* _Available data_:

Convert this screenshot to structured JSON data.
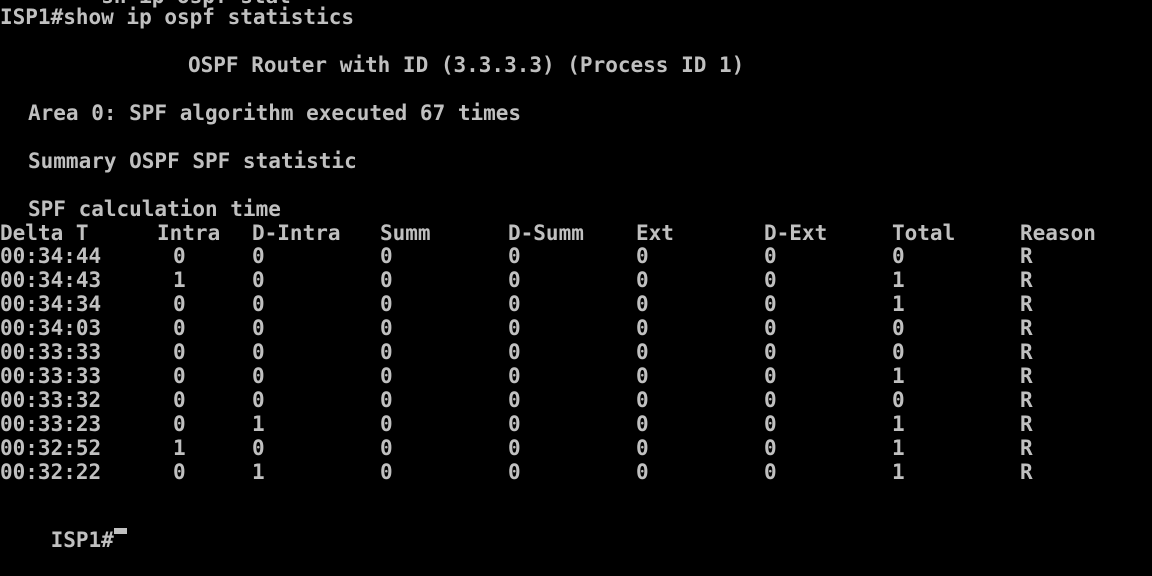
{
  "terminal": {
    "prev_command_partial": "        sh ip ospf stat",
    "command_line": "ISP1#show ip ospf statistics",
    "router_header": "OSPF Router with ID (3.3.3.3) (Process ID 1)",
    "area_line": "Area 0: SPF algorithm executed 67 times",
    "summary_line": "Summary OSPF SPF statistic",
    "calc_title": "SPF calculation time",
    "columns": [
      "Delta T",
      "Intra",
      "D-Intra",
      "Summ",
      "D-Summ",
      "Ext",
      "D-Ext",
      "Total",
      "Reason"
    ],
    "rows": [
      [
        "00:34:44",
        "0",
        "0",
        "0",
        "0",
        "0",
        "0",
        "0",
        "R"
      ],
      [
        "00:34:43",
        "1",
        "0",
        "0",
        "0",
        "0",
        "0",
        "1",
        "R"
      ],
      [
        "00:34:34",
        "0",
        "0",
        "0",
        "0",
        "0",
        "0",
        "1",
        "R"
      ],
      [
        "00:34:03",
        "0",
        "0",
        "0",
        "0",
        "0",
        "0",
        "0",
        "R"
      ],
      [
        "00:33:33",
        "0",
        "0",
        "0",
        "0",
        "0",
        "0",
        "0",
        "R"
      ],
      [
        "00:33:33",
        "0",
        "0",
        "0",
        "0",
        "0",
        "0",
        "1",
        "R"
      ],
      [
        "00:33:32",
        "0",
        "0",
        "0",
        "0",
        "0",
        "0",
        "0",
        "R"
      ],
      [
        "00:33:23",
        "0",
        "1",
        "0",
        "0",
        "0",
        "0",
        "1",
        "R"
      ],
      [
        "00:32:52",
        "1",
        "0",
        "0",
        "0",
        "0",
        "0",
        "1",
        "R"
      ],
      [
        "00:32:22",
        "0",
        "1",
        "0",
        "0",
        "0",
        "0",
        "1",
        "R"
      ]
    ],
    "prompt": "ISP1#",
    "colors": {
      "background": "#000000",
      "foreground": "#c0c0c0"
    }
  }
}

* _Aim of the exercise_:
Every line above should be repeated exactly; pictures stay out of the copy.

* _Exercise output_:
Convert this screenshot to structured JSON data.
{
  "terminal": {
    "prev_command_partial": "        sh ip ospf stat",
    "command_line": "ISP1#show ip ospf statistics",
    "router_header": "OSPF Router with ID (3.3.3.3) (Process ID 1)",
    "area_line": "Area 0: SPF algorithm executed 67 times",
    "summary_line": "Summary OSPF SPF statistic",
    "calc_title": "SPF calculation time",
    "columns": [
      "Delta T",
      "Intra",
      "D-Intra",
      "Summ",
      "D-Summ",
      "Ext",
      "D-Ext",
      "Total",
      "Reason"
    ],
    "rows": [
      [
        "00:34:44",
        "0",
        "0",
        "0",
        "0",
        "0",
        "0",
        "0",
        "R"
      ],
      [
        "00:34:43",
        "1",
        "0",
        "0",
        "0",
        "0",
        "0",
        "1",
        "R"
      ],
      [
        "00:34:34",
        "0",
        "0",
        "0",
        "0",
        "0",
        "0",
        "1",
        "R"
      ],
      [
        "00:34:03",
        "0",
        "0",
        "0",
        "0",
        "0",
        "0",
        "0",
        "R"
      ],
      [
        "00:33:33",
        "0",
        "0",
        "0",
        "0",
        "0",
        "0",
        "0",
        "R"
      ],
      [
        "00:33:33",
        "0",
        "0",
        "0",
        "0",
        "0",
        "0",
        "1",
        "R"
      ],
      [
        "00:33:32",
        "0",
        "0",
        "0",
        "0",
        "0",
        "0",
        "0",
        "R"
      ],
      [
        "00:33:23",
        "0",
        "1",
        "0",
        "0",
        "0",
        "0",
        "1",
        "R"
      ],
      [
        "00:32:52",
        "1",
        "0",
        "0",
        "0",
        "0",
        "0",
        "1",
        "R"
      ],
      [
        "00:32:22",
        "0",
        "1",
        "0",
        "0",
        "0",
        "0",
        "1",
        "R"
      ]
    ],
    "prompt": "ISP1#",
    "colors": {
      "background": "#000000",
      "foreground": "#c0c0c0"
    }
  }
}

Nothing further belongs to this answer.